* _Input_
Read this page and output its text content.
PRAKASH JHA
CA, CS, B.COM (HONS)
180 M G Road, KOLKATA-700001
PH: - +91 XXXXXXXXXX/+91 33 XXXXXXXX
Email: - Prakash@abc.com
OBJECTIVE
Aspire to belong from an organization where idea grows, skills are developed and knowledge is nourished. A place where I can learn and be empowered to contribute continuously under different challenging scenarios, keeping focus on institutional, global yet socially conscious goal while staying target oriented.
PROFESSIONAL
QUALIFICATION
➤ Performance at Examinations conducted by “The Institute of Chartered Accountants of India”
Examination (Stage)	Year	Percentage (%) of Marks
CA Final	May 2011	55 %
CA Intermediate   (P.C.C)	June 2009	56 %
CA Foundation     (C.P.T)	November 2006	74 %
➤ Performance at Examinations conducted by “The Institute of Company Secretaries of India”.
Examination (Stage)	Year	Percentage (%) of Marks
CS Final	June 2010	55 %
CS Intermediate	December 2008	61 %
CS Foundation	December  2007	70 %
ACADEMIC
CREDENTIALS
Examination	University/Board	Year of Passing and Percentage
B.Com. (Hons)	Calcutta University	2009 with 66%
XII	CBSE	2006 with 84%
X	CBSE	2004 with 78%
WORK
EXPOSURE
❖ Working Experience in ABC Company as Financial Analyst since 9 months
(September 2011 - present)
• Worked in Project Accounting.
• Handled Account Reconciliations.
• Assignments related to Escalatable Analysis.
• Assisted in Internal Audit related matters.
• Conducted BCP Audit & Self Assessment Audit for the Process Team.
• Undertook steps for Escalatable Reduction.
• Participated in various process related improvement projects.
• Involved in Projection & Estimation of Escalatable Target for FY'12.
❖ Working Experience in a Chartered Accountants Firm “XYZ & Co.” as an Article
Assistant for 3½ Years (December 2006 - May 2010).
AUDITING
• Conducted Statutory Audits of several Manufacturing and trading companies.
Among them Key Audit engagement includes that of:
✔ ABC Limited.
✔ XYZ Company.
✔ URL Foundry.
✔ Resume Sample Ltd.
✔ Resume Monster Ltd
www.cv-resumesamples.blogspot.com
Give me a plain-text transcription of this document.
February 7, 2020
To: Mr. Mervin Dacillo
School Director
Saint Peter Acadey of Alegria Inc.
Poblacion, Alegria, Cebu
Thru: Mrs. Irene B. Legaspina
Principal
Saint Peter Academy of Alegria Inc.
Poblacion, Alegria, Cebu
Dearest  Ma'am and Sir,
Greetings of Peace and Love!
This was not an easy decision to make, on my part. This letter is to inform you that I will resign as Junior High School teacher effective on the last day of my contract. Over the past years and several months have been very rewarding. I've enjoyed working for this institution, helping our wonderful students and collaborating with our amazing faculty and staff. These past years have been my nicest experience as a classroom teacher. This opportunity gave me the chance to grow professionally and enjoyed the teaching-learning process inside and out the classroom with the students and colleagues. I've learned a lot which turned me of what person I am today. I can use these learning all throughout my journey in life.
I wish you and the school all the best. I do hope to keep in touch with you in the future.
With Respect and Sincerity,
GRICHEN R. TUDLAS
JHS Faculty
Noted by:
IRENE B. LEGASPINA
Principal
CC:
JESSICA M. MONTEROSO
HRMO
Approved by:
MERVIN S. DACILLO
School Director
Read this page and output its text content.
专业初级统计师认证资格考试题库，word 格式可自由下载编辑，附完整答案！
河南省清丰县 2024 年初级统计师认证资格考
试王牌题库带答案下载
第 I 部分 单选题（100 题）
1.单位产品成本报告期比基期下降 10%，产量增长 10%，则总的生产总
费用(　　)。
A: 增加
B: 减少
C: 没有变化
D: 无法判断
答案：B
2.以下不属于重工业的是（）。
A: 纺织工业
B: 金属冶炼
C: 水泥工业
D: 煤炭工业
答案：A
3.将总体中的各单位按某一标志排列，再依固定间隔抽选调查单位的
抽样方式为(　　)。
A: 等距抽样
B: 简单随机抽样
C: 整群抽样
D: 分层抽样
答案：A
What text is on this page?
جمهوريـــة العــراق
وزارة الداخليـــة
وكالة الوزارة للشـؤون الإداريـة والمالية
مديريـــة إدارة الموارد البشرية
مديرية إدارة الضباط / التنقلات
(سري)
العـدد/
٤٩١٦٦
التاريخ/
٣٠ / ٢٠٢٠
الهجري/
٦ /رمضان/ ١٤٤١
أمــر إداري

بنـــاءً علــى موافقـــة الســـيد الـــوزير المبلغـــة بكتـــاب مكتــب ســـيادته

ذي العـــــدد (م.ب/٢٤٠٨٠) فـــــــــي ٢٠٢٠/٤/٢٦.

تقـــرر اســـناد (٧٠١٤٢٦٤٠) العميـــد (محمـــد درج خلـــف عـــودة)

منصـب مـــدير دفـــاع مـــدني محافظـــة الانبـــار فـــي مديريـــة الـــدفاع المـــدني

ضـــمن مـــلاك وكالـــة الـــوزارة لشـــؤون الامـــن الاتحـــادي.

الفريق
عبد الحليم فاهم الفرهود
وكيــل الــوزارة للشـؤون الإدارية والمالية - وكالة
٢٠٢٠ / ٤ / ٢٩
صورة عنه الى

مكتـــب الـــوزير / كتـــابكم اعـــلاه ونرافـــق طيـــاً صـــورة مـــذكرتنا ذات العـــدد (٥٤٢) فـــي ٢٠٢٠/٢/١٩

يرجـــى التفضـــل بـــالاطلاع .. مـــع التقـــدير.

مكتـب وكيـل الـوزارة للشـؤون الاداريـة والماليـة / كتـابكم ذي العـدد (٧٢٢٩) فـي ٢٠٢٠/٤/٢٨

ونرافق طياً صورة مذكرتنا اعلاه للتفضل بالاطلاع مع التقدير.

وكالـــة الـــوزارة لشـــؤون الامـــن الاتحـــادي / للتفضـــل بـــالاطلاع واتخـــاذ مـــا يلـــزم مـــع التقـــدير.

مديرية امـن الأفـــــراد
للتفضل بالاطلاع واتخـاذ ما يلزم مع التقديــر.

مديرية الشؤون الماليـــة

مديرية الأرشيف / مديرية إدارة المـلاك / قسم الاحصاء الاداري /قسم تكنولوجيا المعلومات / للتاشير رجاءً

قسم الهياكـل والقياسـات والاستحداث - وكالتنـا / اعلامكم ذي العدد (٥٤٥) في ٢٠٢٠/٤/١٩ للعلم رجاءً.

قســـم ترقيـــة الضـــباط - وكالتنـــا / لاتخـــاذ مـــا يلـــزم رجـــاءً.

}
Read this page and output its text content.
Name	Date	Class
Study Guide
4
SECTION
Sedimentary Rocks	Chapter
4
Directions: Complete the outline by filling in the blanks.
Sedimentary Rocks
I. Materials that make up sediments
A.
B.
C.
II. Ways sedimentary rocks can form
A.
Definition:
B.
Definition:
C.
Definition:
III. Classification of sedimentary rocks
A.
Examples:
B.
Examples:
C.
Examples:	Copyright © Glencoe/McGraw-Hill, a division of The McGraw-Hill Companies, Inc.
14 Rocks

* _Stated goal_
Copy out the full set of records precisely, leaving nothing out.

* _Full response_
Read this page and output its text content.
PRAKASH JHA
CA, CS, B.COM (HONS)
180 M G Road, KOLKATA-700001
PH: - +91 XXXXXXXXXX/+91 33 XXXXXXXX
Email: - Prakash@abc.com
OBJECTIVE
Aspire to belong from an organization where idea grows, skills are developed and knowledge is nourished. A place where I can learn and be empowered to contribute continuously under different challenging scenarios, keeping focus on institutional, global yet socially conscious goal while staying target oriented.
PROFESSIONAL
QUALIFICATION
➤ Performance at Examinations conducted by “The Institute of Chartered Accountants of India”
Examination (Stage)	Year	Percentage (%) of Marks
CA Final	May 2011	55 %
CA Intermediate   (P.C.C)	June 2009	56 %
CA Foundation     (C.P.T)	November 2006	74 %
➤ Performance at Examinations conducted by “The Institute of Company Secretaries of India”.
Examination (Stage)	Year	Percentage (%) of Marks
CS Final	June 2010	55 %
CS Intermediate	December 2008	61 %
CS Foundation	December  2007	70 %
ACADEMIC
CREDENTIALS
Examination	University/Board	Year of Passing and Percentage
B.Com. (Hons)	Calcutta University	2009 with 66%
XII	CBSE	2006 with 84%
X	CBSE	2004 with 78%
WORK
EXPOSURE
❖ Working Experience in ABC Company as Financial Analyst since 9 months
(September 2011 - present)
• Worked in Project Accounting.
• Handled Account Reconciliations.
• Assignments related to Escalatable Analysis.
• Assisted in Internal Audit related matters.
• Conducted BCP Audit & Self Assessment Audit for the Process Team.
• Undertook steps for Escalatable Reduction.
• Participated in various process related improvement projects.
• Involved in Projection & Estimation of Escalatable Target for FY'12.
❖ Working Experience in a Chartered Accountants Firm “XYZ & Co.” as an Article
Assistant for 3½ Years (December 2006 - May 2010).
AUDITING
• Conducted Statutory Audits of several Manufacturing and trading companies.
Among them Key Audit engagement includes that of:
✔ ABC Limited.
✔ XYZ Company.
✔ URL Foundry.
✔ Resume Sample Ltd.
✔ Resume Monster Ltd
www.cv-resumesamples.blogspot.com
Give me a plain-text transcription of this document.
February 7, 2020
To: Mr. Mervin Dacillo
School Director
Saint Peter Acadey of Alegria Inc.
Poblacion, Alegria, Cebu
Thru: Mrs. Irene B. Legaspina
Principal
Saint Peter Academy of Alegria Inc.
Poblacion, Alegria, Cebu
Dearest  Ma'am and Sir,
Greetings of Peace and Love!
This was not an easy decision to make, on my part. This letter is to inform you that I will resign as Junior High School teacher effective on the last day of my contract. Over the past years and several months have been very rewarding. I've enjoyed working for this institution, helping our wonderful students and collaborating with our amazing faculty and staff. These past years have been my nicest experience as a classroom teacher. This opportunity gave me the chance to grow professionally and enjoyed the teaching-learning process inside and out the classroom with the students and colleagues. I've learned a lot which turned me of what person I am today. I can use these learning all throughout my journey in life.
I wish you and the school all the best. I do hope to keep in touch with you in the future.
With Respect and Sincerity,
GRICHEN R. TUDLAS
JHS Faculty
Noted by:
IRENE B. LEGASPINA
Principal
CC:
JESSICA M. MONTEROSO
HRMO
Approved by:
MERVIN S. DACILLO
School Director
Read this page and output its text content.
专业初级统计师认证资格考试题库，word 格式可自由下载编辑，附完整答案！
河南省清丰县 2024 年初级统计师认证资格考
试王牌题库带答案下载
第 I 部分 单选题（100 题）
1.单位产品成本报告期比基期下降 10%，产量增长 10%，则总的生产总
费用(　　)。
A: 增加
B: 减少
C: 没有变化
D: 无法判断
答案：B
2.以下不属于重工业的是（）。
A: 纺织工业
B: 金属冶炼
C: 水泥工业
D: 煤炭工业
答案：A
3.将总体中的各单位按某一标志排列，再依固定间隔抽选调查单位的
抽样方式为(　　)。
A: 等距抽样
B: 简单随机抽样
C: 整群抽样
D: 分层抽样
答案：A
What text is on this page?
جمهوريـــة العــراق
وزارة الداخليـــة
وكالة الوزارة للشـؤون الإداريـة والمالية
مديريـــة إدارة الموارد البشرية
مديرية إدارة الضباط / التنقلات
(سري)
العـدد/
٤٩١٦٦
التاريخ/
٣٠ / ٢٠٢٠
الهجري/
٦ /رمضان/ ١٤٤١
أمــر إداري

بنـــاءً علــى موافقـــة الســـيد الـــوزير المبلغـــة بكتـــاب مكتــب ســـيادته

ذي العـــــدد (م.ب/٢٤٠٨٠) فـــــــــي ٢٠٢٠/٤/٢٦.

تقـــرر اســـناد (٧٠١٤٢٦٤٠) العميـــد (محمـــد درج خلـــف عـــودة)

منصـب مـــدير دفـــاع مـــدني محافظـــة الانبـــار فـــي مديريـــة الـــدفاع المـــدني

ضـــمن مـــلاك وكالـــة الـــوزارة لشـــؤون الامـــن الاتحـــادي.

الفريق
عبد الحليم فاهم الفرهود
وكيــل الــوزارة للشـؤون الإدارية والمالية - وكالة
٢٠٢٠ / ٤ / ٢٩
صورة عنه الى

مكتـــب الـــوزير / كتـــابكم اعـــلاه ونرافـــق طيـــاً صـــورة مـــذكرتنا ذات العـــدد (٥٤٢) فـــي ٢٠٢٠/٢/١٩

يرجـــى التفضـــل بـــالاطلاع .. مـــع التقـــدير.

مكتـب وكيـل الـوزارة للشـؤون الاداريـة والماليـة / كتـابكم ذي العـدد (٧٢٢٩) فـي ٢٠٢٠/٤/٢٨

ونرافق طياً صورة مذكرتنا اعلاه للتفضل بالاطلاع مع التقدير.

وكالـــة الـــوزارة لشـــؤون الامـــن الاتحـــادي / للتفضـــل بـــالاطلاع واتخـــاذ مـــا يلـــزم مـــع التقـــدير.

مديرية امـن الأفـــــراد
للتفضل بالاطلاع واتخـاذ ما يلزم مع التقديــر.

مديرية الشؤون الماليـــة

مديرية الأرشيف / مديرية إدارة المـلاك / قسم الاحصاء الاداري /قسم تكنولوجيا المعلومات / للتاشير رجاءً

قسم الهياكـل والقياسـات والاستحداث - وكالتنـا / اعلامكم ذي العدد (٥٤٥) في ٢٠٢٠/٤/١٩ للعلم رجاءً.

قســـم ترقيـــة الضـــباط - وكالتنـــا / لاتخـــاذ مـــا يلـــزم رجـــاءً.

}
Read this page and output its text content.
Name	Date	Class
Study Guide
4
SECTION
Sedimentary Rocks	Chapter
4
Directions: Complete the outline by filling in the blanks.
Sedimentary Rocks
I. Materials that make up sediments
A.
B.
C.
II. Ways sedimentary rocks can form
A.
Definition:
B.
Definition:
C.
Definition:
III. Classification of sedimentary rocks
A.
Examples:
B.
Examples:
C.
Examples:	Copyright © Glencoe/McGraw-Hill, a division of The McGraw-Hill Companies, Inc.
14 Rocks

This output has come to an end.